[Page transcription records]
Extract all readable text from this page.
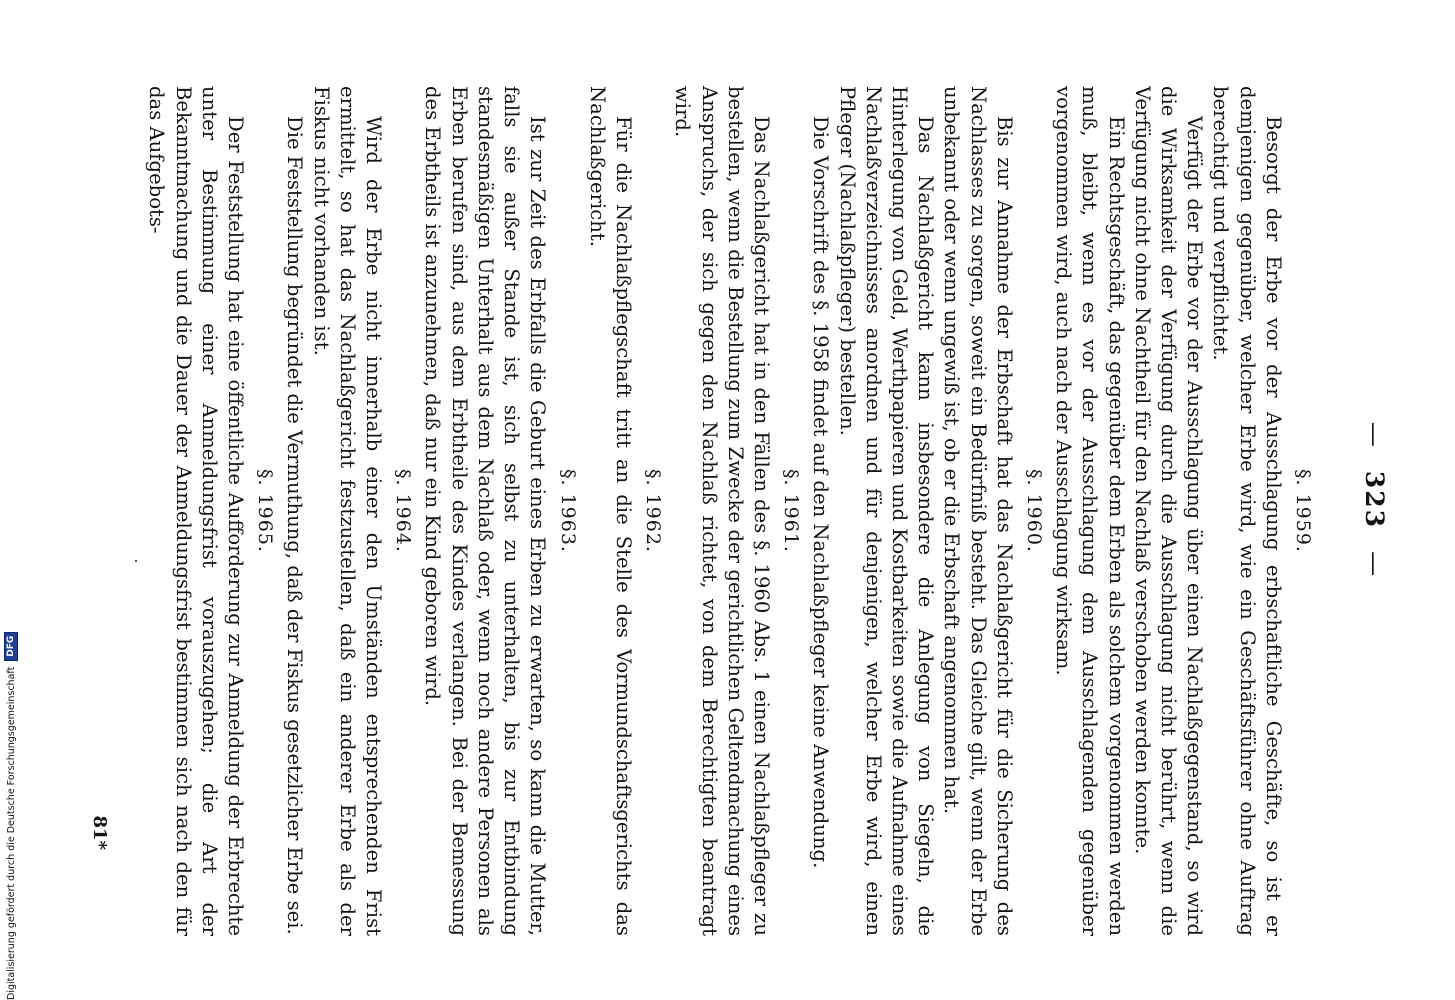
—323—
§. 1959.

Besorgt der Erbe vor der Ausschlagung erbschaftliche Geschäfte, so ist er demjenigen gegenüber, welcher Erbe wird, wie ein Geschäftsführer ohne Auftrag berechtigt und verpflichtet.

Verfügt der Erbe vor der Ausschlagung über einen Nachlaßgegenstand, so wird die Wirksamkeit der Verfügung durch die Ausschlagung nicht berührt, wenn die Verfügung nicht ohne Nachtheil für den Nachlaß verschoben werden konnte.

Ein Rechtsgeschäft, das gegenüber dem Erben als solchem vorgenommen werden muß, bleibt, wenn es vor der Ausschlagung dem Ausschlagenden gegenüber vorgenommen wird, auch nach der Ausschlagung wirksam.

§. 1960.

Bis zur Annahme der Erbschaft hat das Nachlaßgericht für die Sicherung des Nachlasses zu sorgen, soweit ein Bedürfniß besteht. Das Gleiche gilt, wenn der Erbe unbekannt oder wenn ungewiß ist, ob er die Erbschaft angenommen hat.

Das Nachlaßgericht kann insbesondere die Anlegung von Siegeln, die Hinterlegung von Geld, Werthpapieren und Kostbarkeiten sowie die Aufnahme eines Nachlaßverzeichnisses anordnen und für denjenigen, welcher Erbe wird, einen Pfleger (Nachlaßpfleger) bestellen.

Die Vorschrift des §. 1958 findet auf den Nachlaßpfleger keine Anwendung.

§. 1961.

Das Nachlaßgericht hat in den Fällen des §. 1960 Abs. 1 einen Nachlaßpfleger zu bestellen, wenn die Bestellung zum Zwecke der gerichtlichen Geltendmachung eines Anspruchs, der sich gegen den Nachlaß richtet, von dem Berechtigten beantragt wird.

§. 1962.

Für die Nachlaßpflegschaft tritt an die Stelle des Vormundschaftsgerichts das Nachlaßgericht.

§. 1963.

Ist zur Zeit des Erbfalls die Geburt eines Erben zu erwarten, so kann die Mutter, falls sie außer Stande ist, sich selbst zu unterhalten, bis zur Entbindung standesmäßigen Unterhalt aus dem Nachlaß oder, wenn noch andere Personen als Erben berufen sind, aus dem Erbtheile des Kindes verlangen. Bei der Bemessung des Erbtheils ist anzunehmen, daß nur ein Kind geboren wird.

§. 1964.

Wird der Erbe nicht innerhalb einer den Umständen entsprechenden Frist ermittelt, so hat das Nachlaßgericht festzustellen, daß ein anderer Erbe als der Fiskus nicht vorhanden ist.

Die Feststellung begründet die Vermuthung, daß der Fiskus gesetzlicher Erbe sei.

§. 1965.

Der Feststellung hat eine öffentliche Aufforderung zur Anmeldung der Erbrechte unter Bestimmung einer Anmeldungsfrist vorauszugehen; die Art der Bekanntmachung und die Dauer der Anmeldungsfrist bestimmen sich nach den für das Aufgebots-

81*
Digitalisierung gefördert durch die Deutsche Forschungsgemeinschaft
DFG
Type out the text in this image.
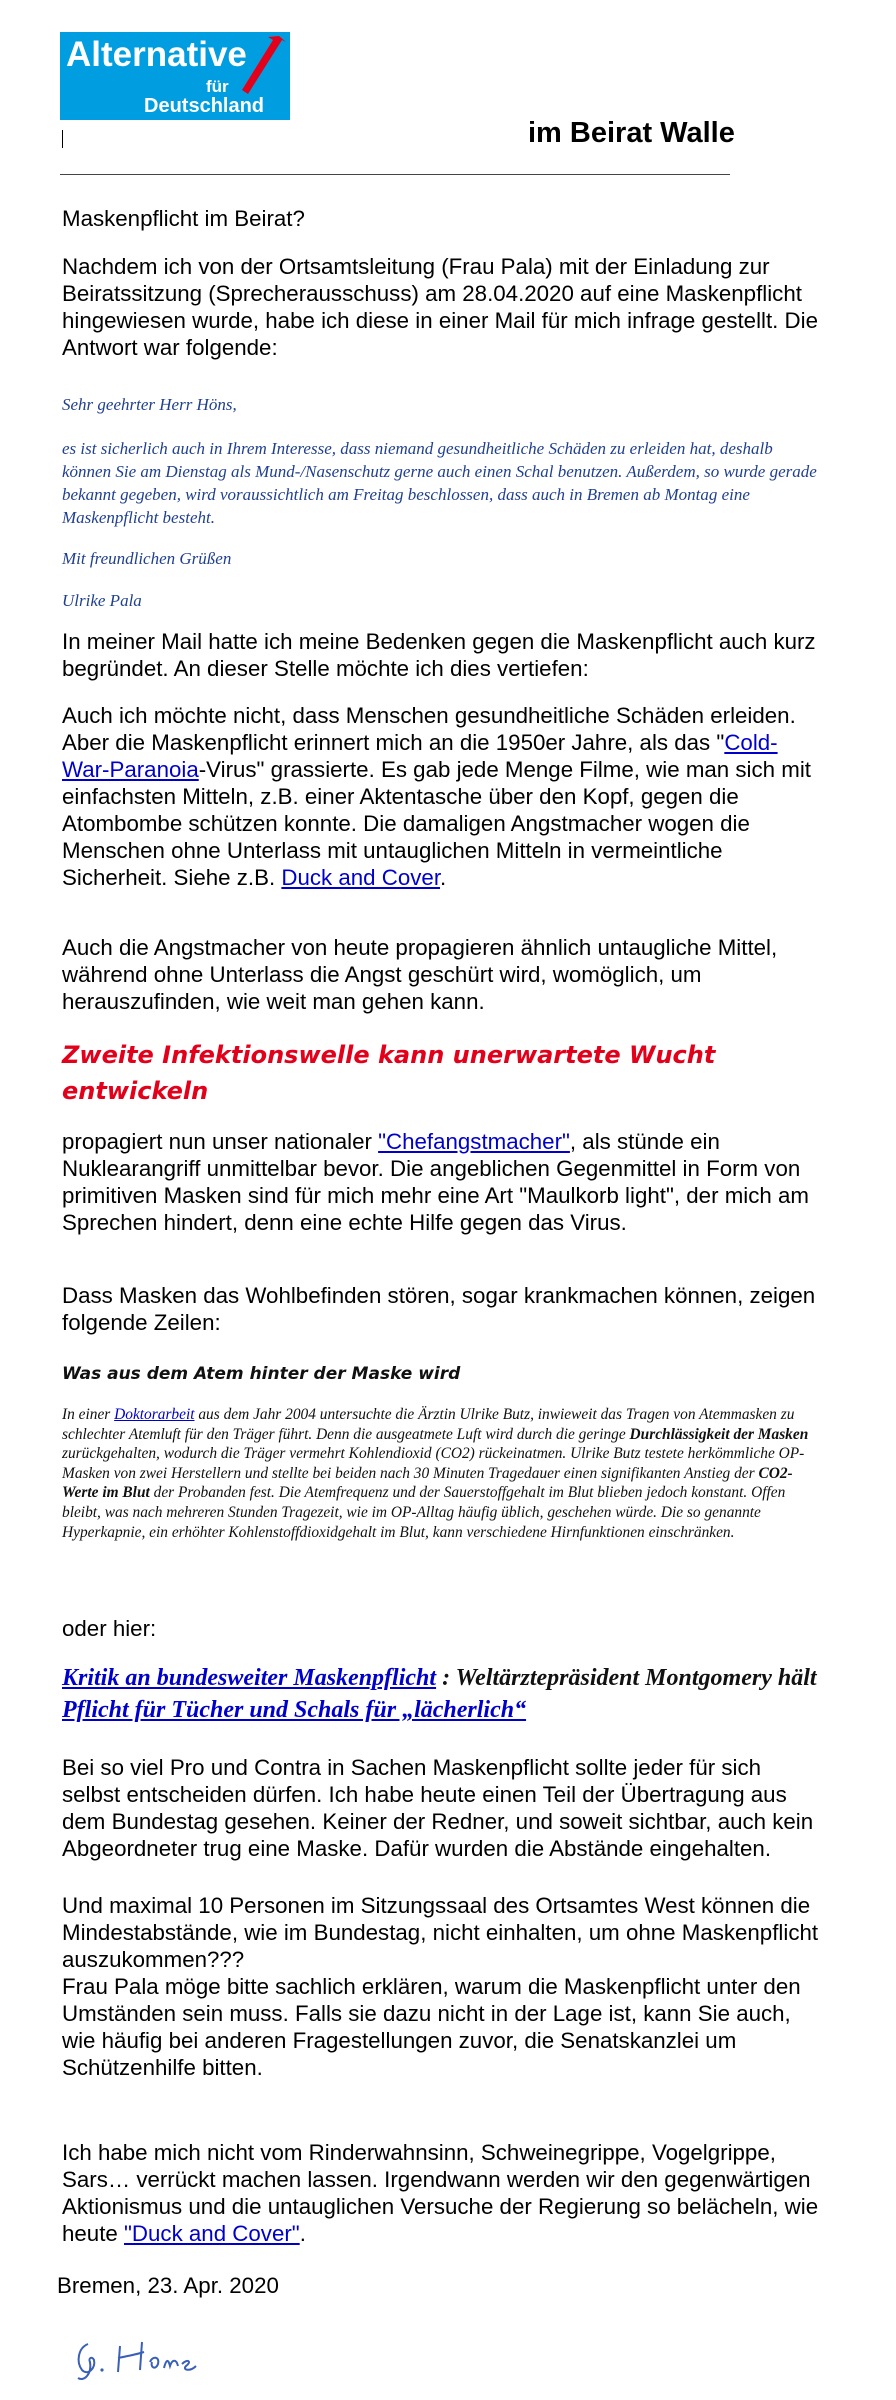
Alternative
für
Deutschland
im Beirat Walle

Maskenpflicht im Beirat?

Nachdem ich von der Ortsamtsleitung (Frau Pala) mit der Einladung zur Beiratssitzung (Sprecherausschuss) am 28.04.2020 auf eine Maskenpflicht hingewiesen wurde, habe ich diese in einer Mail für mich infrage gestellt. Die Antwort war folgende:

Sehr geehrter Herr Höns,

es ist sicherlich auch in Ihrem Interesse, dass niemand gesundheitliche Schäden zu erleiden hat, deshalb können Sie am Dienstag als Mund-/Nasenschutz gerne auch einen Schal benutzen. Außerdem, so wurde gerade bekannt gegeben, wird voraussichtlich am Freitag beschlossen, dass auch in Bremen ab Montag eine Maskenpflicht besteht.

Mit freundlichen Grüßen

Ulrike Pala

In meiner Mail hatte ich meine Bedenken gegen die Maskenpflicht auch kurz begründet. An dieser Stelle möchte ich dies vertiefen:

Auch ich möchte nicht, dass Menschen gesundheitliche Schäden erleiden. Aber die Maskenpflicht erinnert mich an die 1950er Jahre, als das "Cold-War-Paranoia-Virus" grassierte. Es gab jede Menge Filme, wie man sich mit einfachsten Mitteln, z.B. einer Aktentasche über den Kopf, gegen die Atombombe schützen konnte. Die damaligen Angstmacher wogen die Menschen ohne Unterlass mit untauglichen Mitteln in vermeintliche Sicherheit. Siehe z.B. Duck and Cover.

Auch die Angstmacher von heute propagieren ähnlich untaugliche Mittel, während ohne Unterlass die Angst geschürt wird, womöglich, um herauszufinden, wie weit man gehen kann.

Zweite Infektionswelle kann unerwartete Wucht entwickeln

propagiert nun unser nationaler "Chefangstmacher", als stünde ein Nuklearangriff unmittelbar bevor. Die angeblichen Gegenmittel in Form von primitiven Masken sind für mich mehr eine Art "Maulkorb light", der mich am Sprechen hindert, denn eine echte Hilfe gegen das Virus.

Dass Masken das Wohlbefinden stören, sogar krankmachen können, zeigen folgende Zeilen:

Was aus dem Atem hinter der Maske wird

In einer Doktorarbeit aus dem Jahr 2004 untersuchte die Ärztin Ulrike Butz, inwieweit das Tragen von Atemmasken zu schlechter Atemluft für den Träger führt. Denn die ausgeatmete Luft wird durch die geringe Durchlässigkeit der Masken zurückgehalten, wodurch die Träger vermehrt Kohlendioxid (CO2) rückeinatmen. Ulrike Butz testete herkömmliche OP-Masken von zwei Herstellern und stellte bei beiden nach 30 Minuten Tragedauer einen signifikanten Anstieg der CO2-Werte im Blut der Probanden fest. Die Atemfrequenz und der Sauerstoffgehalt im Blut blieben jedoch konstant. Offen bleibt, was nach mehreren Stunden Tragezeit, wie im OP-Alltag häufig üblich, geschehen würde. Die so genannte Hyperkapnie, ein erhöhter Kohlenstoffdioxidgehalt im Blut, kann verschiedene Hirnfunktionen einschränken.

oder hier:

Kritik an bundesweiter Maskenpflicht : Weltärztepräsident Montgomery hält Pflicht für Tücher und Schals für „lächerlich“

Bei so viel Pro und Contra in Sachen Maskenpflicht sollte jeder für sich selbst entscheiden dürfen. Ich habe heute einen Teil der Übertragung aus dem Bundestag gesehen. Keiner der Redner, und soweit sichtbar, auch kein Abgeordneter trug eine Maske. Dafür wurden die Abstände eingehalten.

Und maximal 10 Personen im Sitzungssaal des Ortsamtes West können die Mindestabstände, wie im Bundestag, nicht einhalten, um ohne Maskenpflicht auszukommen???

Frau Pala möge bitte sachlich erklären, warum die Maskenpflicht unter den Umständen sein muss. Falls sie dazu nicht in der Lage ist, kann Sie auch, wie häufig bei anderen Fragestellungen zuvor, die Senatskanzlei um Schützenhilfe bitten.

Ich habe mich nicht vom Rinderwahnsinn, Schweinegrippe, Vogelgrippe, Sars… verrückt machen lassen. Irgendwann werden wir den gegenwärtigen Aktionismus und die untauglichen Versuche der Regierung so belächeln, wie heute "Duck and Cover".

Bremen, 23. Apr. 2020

* Assigned task
In the data above, how many lines contain the word "this"? Write the number only.

* Solution below
2